[Bounding box annotations]

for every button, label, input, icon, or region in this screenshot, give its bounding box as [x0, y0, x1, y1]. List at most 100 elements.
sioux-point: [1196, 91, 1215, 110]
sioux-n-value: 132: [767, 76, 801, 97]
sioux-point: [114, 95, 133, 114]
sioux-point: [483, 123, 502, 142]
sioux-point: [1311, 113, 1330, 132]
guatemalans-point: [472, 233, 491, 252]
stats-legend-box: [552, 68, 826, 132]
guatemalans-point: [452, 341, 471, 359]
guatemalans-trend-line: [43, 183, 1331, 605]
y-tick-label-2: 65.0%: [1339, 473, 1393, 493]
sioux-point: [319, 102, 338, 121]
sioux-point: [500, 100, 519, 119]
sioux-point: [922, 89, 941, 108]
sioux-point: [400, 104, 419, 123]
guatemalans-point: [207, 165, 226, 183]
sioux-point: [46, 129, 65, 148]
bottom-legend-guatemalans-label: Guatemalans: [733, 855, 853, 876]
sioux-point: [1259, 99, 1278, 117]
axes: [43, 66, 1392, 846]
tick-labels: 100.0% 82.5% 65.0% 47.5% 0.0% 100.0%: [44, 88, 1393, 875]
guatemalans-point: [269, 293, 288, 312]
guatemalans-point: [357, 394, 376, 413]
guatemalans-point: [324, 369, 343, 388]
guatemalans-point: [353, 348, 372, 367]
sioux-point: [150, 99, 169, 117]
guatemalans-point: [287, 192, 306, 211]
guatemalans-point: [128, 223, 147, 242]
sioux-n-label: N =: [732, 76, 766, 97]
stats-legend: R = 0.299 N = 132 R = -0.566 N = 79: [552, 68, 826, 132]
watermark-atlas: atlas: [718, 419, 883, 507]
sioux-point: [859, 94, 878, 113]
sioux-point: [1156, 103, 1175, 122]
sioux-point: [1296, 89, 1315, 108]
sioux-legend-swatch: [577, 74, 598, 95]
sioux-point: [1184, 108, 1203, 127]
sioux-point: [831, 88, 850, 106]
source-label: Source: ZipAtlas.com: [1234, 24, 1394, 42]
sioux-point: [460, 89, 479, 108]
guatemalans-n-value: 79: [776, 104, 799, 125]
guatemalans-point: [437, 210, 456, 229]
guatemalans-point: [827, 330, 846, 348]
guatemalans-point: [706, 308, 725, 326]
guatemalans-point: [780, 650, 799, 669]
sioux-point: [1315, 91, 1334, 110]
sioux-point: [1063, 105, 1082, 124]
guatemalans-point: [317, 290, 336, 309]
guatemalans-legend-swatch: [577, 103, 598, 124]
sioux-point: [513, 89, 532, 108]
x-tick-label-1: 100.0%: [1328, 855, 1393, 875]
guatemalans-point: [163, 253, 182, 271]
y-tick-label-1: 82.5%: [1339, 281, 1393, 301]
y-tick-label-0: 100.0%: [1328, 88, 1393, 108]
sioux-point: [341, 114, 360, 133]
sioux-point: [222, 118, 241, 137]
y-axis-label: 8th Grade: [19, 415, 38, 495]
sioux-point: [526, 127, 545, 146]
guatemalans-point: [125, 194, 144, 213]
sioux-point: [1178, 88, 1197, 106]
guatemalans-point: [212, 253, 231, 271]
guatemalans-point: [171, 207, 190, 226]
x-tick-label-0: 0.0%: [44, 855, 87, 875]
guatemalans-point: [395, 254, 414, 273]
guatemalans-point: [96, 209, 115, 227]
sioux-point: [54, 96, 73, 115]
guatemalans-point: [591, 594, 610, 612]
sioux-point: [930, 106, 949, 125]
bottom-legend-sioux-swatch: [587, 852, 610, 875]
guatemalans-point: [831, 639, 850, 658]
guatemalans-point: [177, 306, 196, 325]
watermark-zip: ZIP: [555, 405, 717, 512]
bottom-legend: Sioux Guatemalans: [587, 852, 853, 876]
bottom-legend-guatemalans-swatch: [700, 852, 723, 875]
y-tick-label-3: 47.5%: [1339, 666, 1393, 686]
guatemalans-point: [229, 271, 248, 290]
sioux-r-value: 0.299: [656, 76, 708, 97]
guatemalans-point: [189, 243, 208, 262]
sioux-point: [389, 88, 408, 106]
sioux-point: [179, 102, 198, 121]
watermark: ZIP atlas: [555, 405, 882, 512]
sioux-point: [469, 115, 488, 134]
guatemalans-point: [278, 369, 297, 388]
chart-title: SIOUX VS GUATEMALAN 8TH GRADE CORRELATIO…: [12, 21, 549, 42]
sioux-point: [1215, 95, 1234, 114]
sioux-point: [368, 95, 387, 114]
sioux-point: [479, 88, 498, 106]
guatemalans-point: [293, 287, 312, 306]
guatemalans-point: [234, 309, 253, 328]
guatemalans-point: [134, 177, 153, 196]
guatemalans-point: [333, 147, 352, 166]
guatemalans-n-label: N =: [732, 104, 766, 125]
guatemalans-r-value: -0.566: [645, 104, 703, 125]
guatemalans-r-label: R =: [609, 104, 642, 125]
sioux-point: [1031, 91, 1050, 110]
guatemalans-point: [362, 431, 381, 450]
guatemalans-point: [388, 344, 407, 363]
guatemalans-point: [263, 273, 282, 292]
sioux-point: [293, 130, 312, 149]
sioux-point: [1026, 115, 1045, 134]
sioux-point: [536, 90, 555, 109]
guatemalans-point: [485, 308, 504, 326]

• WHAT THE TASK REQUIRES: Render every line of the data above as a Markdown table with two columns, Row and Line, numbering the rows consecutively and omitting any blank lines.

• RESULT OF THE EXERCISE:
| Row | Line |
|---|---|
| 1 | for every button, label, input, icon, or region in this screenshot, give its bounding box as [x0, y0, x1, y1]. List at most 100 elements. |
| 2 | sioux-point: [1196, 91, 1215, 110] |
| 3 | sioux-n-value: 132: [767, 76, 801, 97] |
| 4 | sioux-point: [114, 95, 133, 114] |
| 5 | sioux-point: [483, 123, 502, 142] |
| 6 | sioux-point: [1311, 113, 1330, 132] |
| 7 | guatemalans-point: [472, 233, 491, 252] |
| 8 | stats-legend-box: [552, 68, 826, 132] |
| 9 | guatemalans-point: [452, 341, 471, 359] |
| 10 | guatemalans-trend-line: [43, 183, 1331, 605] |
| 11 | y-tick-label-2: 65.0%: [1339, 473, 1393, 493] |
| 12 | sioux-point: [319, 102, 338, 121] |
| 13 | sioux-point: [500, 100, 519, 119] |
| 14 | sioux-point: [922, 89, 941, 108] |
| 15 | sioux-point: [400, 104, 419, 123] |
| 16 | guatemalans-point: [207, 165, 226, 183] |
| 17 | sioux-point: [46, 129, 65, 148] |
| 18 | bottom-legend-guatemalans-label: Guatemalans: [733, 855, 853, 876] |
| 19 | sioux-point: [1259, 99, 1278, 117] |
| 20 | axes: [43, 66, 1392, 846] |
| 21 | tick-labels: 100.0% 82.5% 65.0% 47.5% 0.0% 100.0%: [44, 88, 1393, 875] |
| 22 | guatemalans-point: [269, 293, 288, 312] |
| 23 | guatemalans-point: [357, 394, 376, 413] |
| 24 | guatemalans-point: [324, 369, 343, 388] |
| 25 | guatemalans-point: [353, 348, 372, 367] |
| 26 | sioux-point: [150, 99, 169, 117] |
| 27 | guatemalans-point: [287, 192, 306, 211] |
| 28 | guatemalans-point: [128, 223, 147, 242] |
| 29 | sioux-n-label: N =: [732, 76, 766, 97] |
| 30 | stats-legend: R = 0.299 N = 132 R = -0.566 N = 79: [552, 68, 826, 132] |
| 31 | watermark-atlas: atlas: [718, 419, 883, 507] |
| 32 | sioux-point: [859, 94, 878, 113] |
| 33 | sioux-point: [1156, 103, 1175, 122] |
| 34 | sioux-point: [1296, 89, 1315, 108] |
| 35 | sioux-legend-swatch: [577, 74, 598, 95] |
| 36 | sioux-point: [1184, 108, 1203, 127] |
| 37 | sioux-point: [831, 88, 850, 106] |
| 38 | source-label: Source: ZipAtlas.com: [1234, 24, 1394, 42] |
| 39 | sioux-point: [460, 89, 479, 108] |
| 40 | guatemalans-n-value: 79: [776, 104, 799, 125] |
| 41 | guatemalans-point: [437, 210, 456, 229] |
| 42 | guatemalans-point: [827, 330, 846, 348] |
| 43 | guatemalans-point: [706, 308, 725, 326] |
| 44 | guatemalans-point: [780, 650, 799, 669] |
| 45 | sioux-point: [1315, 91, 1334, 110] |
| 46 | sioux-point: [1063, 105, 1082, 124] |
| 47 | guatemalans-point: [317, 290, 336, 309] |
| 48 | guatemalans-legend-swatch: [577, 103, 598, 124] |
| 49 | sioux-point: [513, 89, 532, 108] |
| 50 | x-tick-label-1: 100.0%: [1328, 855, 1393, 875] |
| 51 | guatemalans-point: [163, 253, 182, 271] |
| 52 | y-tick-label-1: 82.5%: [1339, 281, 1393, 301] |
| 53 | y-tick-label-0: 100.0%: [1328, 88, 1393, 108] |
| 54 | sioux-point: [341, 114, 360, 133] |
| 55 | sioux-point: [222, 118, 241, 137] |
| 56 | y-axis-label: 8th Grade: [19, 415, 38, 495] |
| 57 | sioux-point: [526, 127, 545, 146] |
| 58 | guatemalans-point: [125, 194, 144, 213] |
| 59 | sioux-point: [1178, 88, 1197, 106] |
| 60 | guatemalans-point: [212, 253, 231, 271] |
| 61 | guatemalans-point: [171, 207, 190, 226] |
| 62 | x-tick-label-0: 0.0%: [44, 855, 87, 875] |
| 63 | guatemalans-point: [395, 254, 414, 273] |
| 64 | guatemalans-point: [96, 209, 115, 227] |
| 65 | sioux-point: [54, 96, 73, 115] |
| 66 | guatemalans-point: [591, 594, 610, 612] |
| 67 | sioux-point: [930, 106, 949, 125] |
| 68 | bottom-legend-sioux-swatch: [587, 852, 610, 875] |
| 69 | guatemalans-point: [831, 639, 850, 658] |
| 70 | guatemalans-point: [177, 306, 196, 325] |
| 71 | watermark-zip: ZIP: [555, 405, 717, 512] |
| 72 | bottom-legend: Sioux Guatemalans: [587, 852, 853, 876] |
| 73 | bottom-legend-guatemalans-swatch: [700, 852, 723, 875] |
| 74 | y-tick-label-3: 47.5%: [1339, 666, 1393, 686] |
| 75 | guatemalans-point: [229, 271, 248, 290] |
| 76 | sioux-r-value: 0.299: [656, 76, 708, 97] |
| 77 | guatemalans-point: [189, 243, 208, 262] |
| 78 | sioux-point: [389, 88, 408, 106] |
| 79 | sioux-point: [179, 102, 198, 121] |
| 80 | watermark: ZIP atlas: [555, 405, 882, 512] |
| 81 | sioux-point: [469, 115, 488, 134] |
| 82 | guatemalans-point: [278, 369, 297, 388] |
| 83 | chart-title: SIOUX VS GUATEMALAN 8TH GRADE CORRELATIO…: [12, 21, 549, 42] |
| 84 | sioux-point: [1215, 95, 1234, 114] |
| 85 | sioux-point: [368, 95, 387, 114] |
| 86 | sioux-point: [479, 88, 498, 106] |
| 87 | guatemalans-point: [293, 287, 312, 306] |
| 88 | guatemalans-point: [234, 309, 253, 328] |
| 89 | guatemalans-point: [134, 177, 153, 196] |
| 90 | guatemalans-point: [333, 147, 352, 166] |
| 91 | guatemalans-n-label: N =: [732, 104, 766, 125] |
| 92 | guatemalans-r-value: -0.566: [645, 104, 703, 125] |
| 93 | guatemalans-r-label: R =: [609, 104, 642, 125] |
| 94 | sioux-point: [1031, 91, 1050, 110] |
| 95 | guatemalans-point: [362, 431, 381, 450] |
| 96 | guatemalans-point: [388, 344, 407, 363] |
| 97 | guatemalans-point: [263, 273, 282, 292] |
| 98 | sioux-point: [293, 130, 312, 149] |
| 99 | sioux-point: [1026, 115, 1045, 134] |
| 100 | sioux-point: [536, 90, 555, 109] |
| 101 | guatemalans-point: [485, 308, 504, 326] |